━━━ RECORDS SUPPLIED ━━━

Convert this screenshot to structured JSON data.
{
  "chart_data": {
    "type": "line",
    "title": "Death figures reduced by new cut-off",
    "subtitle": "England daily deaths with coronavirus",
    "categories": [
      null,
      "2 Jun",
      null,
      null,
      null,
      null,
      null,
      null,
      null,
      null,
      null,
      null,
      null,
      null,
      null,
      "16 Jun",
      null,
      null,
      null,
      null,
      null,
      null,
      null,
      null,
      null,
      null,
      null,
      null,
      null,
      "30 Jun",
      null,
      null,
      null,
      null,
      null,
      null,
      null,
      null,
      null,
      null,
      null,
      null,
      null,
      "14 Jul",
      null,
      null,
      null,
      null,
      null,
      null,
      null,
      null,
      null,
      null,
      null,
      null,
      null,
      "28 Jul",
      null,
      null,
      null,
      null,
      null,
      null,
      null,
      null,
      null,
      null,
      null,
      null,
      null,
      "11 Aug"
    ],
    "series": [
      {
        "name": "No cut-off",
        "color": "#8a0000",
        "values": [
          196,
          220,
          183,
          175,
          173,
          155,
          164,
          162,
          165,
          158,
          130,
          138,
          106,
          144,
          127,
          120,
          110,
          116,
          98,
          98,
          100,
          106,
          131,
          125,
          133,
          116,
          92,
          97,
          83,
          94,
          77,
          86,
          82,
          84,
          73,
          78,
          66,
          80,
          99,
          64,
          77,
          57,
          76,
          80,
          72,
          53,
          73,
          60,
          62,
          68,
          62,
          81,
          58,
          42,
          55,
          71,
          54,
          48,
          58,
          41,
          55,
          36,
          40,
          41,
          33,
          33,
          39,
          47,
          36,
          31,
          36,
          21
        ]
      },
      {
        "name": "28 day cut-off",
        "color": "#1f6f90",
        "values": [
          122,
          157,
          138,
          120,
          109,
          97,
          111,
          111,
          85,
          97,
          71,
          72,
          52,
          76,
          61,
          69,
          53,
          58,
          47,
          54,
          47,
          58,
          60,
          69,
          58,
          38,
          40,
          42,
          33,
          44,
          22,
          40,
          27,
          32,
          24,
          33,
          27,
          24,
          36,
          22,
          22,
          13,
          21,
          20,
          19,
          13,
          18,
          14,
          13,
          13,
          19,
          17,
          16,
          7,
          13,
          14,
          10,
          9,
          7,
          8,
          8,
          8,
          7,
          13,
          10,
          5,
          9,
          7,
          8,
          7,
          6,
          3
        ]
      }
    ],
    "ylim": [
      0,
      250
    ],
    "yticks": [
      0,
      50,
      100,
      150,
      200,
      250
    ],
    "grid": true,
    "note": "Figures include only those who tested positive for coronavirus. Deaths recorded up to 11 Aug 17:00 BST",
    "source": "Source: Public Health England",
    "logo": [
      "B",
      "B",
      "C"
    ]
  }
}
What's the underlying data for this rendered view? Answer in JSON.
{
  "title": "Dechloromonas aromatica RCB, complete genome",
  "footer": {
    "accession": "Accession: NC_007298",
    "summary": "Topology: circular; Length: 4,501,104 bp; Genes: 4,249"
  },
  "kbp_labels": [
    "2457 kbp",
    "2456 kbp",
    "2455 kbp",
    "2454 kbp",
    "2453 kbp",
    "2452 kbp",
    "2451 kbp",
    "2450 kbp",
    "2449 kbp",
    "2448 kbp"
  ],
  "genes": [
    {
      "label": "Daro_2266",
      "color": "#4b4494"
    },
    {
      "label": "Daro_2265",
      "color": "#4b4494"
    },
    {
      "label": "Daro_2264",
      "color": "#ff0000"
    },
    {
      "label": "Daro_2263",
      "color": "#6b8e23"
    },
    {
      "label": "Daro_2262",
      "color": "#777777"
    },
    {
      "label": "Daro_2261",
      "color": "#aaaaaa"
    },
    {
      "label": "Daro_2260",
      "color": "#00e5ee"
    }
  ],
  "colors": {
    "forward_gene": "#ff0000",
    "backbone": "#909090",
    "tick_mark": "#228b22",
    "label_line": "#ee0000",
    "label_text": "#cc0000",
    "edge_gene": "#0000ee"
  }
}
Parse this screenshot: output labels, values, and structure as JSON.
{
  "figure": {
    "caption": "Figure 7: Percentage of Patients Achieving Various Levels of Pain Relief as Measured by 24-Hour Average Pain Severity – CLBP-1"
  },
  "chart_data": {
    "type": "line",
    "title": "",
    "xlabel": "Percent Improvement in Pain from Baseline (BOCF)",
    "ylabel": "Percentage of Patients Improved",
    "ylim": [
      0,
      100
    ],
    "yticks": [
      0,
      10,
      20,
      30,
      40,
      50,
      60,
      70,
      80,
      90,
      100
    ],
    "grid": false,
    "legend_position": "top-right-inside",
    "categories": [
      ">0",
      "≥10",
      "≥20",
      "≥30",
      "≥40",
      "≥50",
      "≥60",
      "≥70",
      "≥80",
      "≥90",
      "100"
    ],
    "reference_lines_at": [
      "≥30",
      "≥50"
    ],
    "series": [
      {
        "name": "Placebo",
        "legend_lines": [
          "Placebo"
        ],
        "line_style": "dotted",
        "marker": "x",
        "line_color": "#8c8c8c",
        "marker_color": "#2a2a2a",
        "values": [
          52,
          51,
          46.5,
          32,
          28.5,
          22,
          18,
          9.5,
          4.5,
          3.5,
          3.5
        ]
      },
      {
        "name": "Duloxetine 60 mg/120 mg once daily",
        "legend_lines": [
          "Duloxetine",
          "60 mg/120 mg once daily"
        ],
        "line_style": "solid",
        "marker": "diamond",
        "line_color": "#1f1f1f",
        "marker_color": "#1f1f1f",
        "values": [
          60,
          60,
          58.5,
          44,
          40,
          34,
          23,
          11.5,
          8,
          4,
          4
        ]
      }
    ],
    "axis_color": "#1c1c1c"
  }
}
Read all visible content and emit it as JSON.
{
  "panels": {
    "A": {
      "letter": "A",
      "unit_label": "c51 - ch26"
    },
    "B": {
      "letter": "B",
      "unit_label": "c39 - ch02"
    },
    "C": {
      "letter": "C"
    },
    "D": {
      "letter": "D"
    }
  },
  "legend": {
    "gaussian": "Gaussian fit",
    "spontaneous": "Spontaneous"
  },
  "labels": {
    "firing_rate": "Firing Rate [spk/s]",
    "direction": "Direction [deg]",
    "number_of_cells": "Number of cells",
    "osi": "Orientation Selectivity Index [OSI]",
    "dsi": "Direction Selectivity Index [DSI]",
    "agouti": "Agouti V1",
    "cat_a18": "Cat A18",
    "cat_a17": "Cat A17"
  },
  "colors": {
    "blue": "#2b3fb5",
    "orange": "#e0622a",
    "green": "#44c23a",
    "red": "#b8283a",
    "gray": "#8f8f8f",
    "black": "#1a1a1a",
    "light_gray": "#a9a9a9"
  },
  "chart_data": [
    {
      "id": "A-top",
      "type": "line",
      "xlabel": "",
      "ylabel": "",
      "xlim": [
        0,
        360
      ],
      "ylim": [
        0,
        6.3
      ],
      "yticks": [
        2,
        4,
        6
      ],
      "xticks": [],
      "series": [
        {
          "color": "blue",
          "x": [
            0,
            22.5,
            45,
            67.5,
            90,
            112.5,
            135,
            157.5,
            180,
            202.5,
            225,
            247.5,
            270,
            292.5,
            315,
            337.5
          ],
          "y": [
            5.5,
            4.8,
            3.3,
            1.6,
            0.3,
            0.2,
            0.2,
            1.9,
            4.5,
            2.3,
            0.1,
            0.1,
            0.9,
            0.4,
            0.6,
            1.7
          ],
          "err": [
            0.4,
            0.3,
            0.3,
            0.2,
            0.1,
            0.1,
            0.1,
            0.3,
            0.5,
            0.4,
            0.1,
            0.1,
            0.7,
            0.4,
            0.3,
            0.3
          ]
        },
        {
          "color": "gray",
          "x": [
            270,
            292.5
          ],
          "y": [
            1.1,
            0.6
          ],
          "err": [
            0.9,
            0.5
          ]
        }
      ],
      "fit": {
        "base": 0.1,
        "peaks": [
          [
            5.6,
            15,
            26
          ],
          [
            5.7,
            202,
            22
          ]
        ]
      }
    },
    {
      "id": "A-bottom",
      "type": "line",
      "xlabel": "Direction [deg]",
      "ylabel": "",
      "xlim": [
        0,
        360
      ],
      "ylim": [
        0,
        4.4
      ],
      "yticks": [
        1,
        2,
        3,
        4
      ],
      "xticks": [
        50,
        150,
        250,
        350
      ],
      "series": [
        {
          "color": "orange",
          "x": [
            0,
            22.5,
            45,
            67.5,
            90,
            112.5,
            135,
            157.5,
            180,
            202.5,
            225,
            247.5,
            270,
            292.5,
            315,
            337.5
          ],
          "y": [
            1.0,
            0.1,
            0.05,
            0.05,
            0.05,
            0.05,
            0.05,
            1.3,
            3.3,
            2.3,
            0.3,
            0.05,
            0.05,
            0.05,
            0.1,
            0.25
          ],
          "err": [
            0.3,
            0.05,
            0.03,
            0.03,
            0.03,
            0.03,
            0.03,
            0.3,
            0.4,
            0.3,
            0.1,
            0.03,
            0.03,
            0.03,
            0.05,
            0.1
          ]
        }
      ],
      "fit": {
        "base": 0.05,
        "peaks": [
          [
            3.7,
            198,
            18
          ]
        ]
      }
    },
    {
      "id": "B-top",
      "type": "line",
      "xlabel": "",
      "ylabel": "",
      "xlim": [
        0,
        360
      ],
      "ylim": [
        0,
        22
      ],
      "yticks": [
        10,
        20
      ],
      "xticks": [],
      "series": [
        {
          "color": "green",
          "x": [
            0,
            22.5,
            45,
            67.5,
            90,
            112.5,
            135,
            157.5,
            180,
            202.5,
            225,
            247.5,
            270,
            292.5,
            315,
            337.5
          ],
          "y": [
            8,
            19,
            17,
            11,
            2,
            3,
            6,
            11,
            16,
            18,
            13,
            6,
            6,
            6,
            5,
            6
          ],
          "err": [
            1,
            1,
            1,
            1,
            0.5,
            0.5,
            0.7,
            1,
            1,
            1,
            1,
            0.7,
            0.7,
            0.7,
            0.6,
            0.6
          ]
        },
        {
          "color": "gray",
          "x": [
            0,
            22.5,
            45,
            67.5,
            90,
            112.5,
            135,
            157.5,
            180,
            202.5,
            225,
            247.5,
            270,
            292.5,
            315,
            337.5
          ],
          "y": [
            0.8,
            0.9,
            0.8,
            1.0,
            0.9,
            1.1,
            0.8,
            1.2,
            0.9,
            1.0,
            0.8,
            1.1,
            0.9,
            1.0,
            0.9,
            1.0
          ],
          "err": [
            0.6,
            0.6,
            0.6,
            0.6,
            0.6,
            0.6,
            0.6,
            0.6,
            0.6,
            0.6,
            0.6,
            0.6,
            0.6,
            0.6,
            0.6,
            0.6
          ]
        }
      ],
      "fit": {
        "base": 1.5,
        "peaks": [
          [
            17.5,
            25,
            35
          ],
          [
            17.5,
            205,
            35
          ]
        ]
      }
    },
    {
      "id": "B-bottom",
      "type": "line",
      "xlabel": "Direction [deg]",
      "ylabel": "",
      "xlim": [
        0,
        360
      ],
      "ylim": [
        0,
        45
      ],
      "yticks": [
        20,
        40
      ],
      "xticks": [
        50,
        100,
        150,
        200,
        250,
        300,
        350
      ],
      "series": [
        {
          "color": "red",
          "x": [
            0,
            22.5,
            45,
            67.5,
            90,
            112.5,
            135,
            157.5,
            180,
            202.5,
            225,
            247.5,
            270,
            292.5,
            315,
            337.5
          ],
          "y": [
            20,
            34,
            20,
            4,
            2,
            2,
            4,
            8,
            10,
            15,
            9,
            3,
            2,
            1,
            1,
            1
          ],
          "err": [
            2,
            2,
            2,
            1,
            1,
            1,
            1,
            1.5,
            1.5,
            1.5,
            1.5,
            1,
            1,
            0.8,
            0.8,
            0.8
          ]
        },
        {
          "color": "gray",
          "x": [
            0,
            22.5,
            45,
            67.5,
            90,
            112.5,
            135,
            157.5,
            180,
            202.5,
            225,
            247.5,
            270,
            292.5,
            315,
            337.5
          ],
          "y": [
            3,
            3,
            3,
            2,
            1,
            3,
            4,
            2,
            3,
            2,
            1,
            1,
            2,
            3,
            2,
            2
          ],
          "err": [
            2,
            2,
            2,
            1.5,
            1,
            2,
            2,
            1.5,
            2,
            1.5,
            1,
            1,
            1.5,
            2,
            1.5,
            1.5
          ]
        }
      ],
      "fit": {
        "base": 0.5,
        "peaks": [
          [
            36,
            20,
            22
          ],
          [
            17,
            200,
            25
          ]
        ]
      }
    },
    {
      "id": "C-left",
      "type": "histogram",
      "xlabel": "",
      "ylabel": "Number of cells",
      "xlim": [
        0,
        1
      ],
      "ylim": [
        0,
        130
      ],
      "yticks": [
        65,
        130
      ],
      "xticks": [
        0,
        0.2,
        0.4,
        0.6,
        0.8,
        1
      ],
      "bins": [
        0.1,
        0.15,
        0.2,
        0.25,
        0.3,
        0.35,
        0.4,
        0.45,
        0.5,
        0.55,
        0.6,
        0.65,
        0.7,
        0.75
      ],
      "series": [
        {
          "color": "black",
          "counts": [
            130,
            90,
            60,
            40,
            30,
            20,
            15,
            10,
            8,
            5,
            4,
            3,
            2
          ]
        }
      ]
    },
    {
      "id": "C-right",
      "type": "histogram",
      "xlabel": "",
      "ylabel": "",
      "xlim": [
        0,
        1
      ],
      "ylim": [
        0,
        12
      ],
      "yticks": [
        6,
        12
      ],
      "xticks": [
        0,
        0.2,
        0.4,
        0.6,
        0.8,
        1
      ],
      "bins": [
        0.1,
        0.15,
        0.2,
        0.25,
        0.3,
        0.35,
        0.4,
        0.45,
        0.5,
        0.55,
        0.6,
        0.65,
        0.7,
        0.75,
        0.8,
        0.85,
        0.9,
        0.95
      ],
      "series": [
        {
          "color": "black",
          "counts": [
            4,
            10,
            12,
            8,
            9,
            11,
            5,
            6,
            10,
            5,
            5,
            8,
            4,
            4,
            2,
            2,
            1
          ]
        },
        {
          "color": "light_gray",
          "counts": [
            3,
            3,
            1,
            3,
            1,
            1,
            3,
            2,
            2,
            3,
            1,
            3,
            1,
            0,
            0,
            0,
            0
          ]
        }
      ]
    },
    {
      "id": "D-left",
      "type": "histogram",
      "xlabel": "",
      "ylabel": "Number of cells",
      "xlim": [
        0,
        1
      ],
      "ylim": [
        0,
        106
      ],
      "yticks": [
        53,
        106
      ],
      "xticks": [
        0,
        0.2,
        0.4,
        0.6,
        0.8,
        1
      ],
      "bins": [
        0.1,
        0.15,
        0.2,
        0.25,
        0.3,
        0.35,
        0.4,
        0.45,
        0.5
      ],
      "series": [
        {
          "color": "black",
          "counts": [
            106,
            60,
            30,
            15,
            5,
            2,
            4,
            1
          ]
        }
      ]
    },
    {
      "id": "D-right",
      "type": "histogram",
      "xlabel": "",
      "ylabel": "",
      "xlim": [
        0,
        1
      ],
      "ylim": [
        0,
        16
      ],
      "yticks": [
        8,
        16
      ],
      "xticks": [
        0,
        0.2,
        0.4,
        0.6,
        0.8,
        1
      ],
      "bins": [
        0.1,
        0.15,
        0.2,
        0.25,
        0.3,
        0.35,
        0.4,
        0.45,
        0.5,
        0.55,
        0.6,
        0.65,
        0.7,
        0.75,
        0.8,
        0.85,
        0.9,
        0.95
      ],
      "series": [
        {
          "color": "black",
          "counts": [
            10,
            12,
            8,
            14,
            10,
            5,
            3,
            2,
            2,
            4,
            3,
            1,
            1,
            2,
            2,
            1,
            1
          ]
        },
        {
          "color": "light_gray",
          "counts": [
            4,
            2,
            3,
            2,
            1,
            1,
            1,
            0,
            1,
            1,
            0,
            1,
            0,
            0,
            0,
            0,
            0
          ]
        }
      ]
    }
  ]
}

━━━

WHAT TO WORK ON: Copy out every line of the listing that contains the string "Percentage".

EXPECTED ANSWER:
    "caption": "Figure 7: Percentage of Patients Achieving Various Levels of Pain Relief as Measured by 24-Hour Average Pain Severity – CLBP-1"
    "ylabel": "Percentage of Patients Improved",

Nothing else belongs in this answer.